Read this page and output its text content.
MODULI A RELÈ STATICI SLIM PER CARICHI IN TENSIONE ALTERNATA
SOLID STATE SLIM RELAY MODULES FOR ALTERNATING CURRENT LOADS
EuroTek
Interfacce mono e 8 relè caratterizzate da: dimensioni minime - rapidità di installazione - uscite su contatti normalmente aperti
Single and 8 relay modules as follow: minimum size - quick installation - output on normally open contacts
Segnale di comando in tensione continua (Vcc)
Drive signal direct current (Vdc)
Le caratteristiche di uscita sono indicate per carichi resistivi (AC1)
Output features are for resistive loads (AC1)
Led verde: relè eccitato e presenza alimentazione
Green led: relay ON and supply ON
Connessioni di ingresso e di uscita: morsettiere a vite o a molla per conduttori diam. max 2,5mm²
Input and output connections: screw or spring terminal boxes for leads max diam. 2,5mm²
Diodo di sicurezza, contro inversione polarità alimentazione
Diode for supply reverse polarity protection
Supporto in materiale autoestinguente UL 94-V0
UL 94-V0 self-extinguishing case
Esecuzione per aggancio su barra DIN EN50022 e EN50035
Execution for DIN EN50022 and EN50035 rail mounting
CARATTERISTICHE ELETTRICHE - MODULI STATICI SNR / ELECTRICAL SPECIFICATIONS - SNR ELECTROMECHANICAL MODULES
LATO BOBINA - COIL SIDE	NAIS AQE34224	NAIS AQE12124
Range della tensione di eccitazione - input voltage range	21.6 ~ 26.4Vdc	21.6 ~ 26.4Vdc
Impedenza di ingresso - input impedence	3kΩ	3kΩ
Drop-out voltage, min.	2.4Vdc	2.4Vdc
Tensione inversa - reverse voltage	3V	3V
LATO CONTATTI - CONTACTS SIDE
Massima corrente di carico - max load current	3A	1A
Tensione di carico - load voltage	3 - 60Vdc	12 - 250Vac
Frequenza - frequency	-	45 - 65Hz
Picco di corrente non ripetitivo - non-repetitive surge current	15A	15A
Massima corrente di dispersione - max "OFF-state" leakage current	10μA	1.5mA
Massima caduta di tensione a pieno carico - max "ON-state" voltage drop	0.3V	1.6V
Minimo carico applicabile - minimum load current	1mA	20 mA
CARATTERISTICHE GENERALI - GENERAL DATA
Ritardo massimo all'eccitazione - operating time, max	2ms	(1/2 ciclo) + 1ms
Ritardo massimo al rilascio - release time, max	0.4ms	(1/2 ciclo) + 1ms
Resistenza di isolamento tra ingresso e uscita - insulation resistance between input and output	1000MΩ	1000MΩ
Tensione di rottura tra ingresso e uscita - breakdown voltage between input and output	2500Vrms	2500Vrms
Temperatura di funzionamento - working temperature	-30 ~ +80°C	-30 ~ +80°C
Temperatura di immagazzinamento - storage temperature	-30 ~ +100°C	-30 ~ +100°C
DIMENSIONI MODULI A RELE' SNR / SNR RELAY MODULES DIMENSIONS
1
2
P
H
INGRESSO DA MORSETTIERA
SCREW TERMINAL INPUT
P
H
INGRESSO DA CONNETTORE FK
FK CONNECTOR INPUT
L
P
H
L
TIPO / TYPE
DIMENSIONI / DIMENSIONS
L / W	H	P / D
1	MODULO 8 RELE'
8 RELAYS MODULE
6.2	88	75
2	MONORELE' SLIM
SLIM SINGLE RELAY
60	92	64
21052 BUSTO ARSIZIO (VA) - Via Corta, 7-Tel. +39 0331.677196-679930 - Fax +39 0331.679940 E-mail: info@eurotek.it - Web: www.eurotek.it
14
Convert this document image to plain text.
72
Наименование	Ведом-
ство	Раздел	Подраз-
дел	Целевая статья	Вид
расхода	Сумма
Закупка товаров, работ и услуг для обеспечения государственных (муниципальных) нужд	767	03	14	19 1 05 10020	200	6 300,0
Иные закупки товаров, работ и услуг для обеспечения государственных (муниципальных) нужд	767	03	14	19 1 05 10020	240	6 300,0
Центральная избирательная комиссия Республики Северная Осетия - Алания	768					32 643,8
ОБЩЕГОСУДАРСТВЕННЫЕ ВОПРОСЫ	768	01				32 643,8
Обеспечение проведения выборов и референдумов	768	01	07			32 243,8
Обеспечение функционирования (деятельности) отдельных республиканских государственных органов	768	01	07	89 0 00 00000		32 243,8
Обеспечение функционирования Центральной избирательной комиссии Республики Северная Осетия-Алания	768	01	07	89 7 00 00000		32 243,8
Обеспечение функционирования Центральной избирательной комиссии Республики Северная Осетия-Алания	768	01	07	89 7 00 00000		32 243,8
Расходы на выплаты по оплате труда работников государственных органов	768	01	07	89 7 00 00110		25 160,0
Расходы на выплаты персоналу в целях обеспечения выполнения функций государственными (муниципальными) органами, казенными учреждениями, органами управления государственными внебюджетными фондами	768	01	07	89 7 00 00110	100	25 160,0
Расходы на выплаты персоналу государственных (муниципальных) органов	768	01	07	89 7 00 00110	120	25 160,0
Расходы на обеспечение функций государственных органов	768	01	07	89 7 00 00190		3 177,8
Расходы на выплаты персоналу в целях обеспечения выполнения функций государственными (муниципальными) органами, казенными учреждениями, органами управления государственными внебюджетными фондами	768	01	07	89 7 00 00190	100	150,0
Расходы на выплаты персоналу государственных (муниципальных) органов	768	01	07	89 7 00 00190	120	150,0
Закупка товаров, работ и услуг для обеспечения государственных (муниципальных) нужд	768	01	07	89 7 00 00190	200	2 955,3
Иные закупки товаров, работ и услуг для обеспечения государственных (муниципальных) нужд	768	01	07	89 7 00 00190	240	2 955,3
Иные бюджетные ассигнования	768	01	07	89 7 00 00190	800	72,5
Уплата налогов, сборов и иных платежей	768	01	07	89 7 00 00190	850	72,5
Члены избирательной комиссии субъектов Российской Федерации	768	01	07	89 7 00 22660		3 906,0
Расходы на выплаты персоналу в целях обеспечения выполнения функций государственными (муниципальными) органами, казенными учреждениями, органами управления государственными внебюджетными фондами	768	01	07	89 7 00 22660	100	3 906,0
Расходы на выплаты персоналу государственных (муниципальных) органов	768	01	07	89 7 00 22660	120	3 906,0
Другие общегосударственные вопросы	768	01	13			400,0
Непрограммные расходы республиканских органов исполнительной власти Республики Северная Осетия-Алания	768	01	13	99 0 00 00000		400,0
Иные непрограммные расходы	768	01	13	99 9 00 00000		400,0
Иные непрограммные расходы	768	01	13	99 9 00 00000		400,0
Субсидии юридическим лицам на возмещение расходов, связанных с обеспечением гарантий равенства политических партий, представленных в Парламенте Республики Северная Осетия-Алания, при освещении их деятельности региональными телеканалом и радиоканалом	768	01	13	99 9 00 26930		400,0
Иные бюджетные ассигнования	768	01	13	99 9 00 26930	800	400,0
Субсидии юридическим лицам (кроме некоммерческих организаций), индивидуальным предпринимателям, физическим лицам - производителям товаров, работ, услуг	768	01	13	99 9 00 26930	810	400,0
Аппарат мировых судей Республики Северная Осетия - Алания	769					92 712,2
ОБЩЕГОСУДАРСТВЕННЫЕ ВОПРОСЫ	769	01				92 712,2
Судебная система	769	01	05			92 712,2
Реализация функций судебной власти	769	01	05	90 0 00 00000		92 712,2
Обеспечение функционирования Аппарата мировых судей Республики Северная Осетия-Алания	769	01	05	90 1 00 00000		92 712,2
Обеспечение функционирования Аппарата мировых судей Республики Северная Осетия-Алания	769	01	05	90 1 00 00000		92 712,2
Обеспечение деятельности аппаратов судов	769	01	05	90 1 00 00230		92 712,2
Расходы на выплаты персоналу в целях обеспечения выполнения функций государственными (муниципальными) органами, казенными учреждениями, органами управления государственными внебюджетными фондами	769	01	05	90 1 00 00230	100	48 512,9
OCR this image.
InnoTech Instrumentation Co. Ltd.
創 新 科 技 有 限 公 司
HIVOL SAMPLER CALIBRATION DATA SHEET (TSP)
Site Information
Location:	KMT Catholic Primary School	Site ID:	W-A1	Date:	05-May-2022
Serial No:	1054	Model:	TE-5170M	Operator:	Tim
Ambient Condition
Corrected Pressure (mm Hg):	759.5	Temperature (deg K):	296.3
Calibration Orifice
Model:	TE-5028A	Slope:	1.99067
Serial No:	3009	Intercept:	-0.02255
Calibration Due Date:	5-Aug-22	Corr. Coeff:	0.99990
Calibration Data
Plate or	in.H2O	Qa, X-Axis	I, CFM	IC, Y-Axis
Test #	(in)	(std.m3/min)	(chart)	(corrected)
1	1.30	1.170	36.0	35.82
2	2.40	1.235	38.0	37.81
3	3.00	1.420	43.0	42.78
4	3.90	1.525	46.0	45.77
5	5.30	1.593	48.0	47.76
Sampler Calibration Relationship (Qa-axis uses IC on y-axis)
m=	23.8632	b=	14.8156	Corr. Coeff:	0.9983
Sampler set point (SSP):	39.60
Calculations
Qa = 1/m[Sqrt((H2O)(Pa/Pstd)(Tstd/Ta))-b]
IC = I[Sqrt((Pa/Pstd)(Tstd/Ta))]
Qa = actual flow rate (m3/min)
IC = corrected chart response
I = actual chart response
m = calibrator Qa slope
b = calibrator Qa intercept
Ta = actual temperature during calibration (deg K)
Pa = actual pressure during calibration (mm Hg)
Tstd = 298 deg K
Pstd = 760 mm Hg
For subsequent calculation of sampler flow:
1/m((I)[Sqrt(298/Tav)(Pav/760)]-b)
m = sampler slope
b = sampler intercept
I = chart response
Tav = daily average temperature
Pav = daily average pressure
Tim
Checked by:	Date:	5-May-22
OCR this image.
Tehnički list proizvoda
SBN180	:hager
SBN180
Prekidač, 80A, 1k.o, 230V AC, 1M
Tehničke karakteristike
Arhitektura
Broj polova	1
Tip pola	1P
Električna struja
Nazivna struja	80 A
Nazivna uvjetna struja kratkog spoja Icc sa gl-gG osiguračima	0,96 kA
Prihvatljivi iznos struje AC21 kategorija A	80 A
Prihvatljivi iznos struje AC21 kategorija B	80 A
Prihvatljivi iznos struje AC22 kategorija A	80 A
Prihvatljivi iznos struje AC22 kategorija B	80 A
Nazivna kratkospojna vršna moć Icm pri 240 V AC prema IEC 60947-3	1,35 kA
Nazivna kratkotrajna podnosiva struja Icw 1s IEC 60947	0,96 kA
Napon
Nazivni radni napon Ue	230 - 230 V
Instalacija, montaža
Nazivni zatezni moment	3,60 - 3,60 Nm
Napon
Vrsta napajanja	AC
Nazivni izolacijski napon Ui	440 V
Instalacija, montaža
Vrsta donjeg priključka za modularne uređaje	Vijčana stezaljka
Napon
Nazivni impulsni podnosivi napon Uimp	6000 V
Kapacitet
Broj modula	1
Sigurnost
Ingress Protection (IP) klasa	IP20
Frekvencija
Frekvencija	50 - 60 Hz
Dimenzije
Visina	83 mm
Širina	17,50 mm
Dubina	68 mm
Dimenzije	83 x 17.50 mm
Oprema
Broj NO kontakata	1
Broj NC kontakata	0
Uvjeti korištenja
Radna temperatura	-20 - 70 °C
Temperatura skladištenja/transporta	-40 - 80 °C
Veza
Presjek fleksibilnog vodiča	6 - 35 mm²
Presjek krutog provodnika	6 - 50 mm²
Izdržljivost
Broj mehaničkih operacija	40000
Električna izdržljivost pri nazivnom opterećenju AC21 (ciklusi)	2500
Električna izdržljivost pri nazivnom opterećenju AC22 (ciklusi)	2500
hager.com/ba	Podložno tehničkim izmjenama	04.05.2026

[Written task] Copy out each line of the data containing the string "STATICI".

[Exercise response]
MODULI A RELÈ STATICI SLIM PER CARICHI IN TENSIONE ALTERNATA
CARATTERISTICHE ELETTRICHE - MODULI STATICI SNR / ELECTRICAL SPECIFICATIONS - SNR ELECTROMECHANICAL MODULES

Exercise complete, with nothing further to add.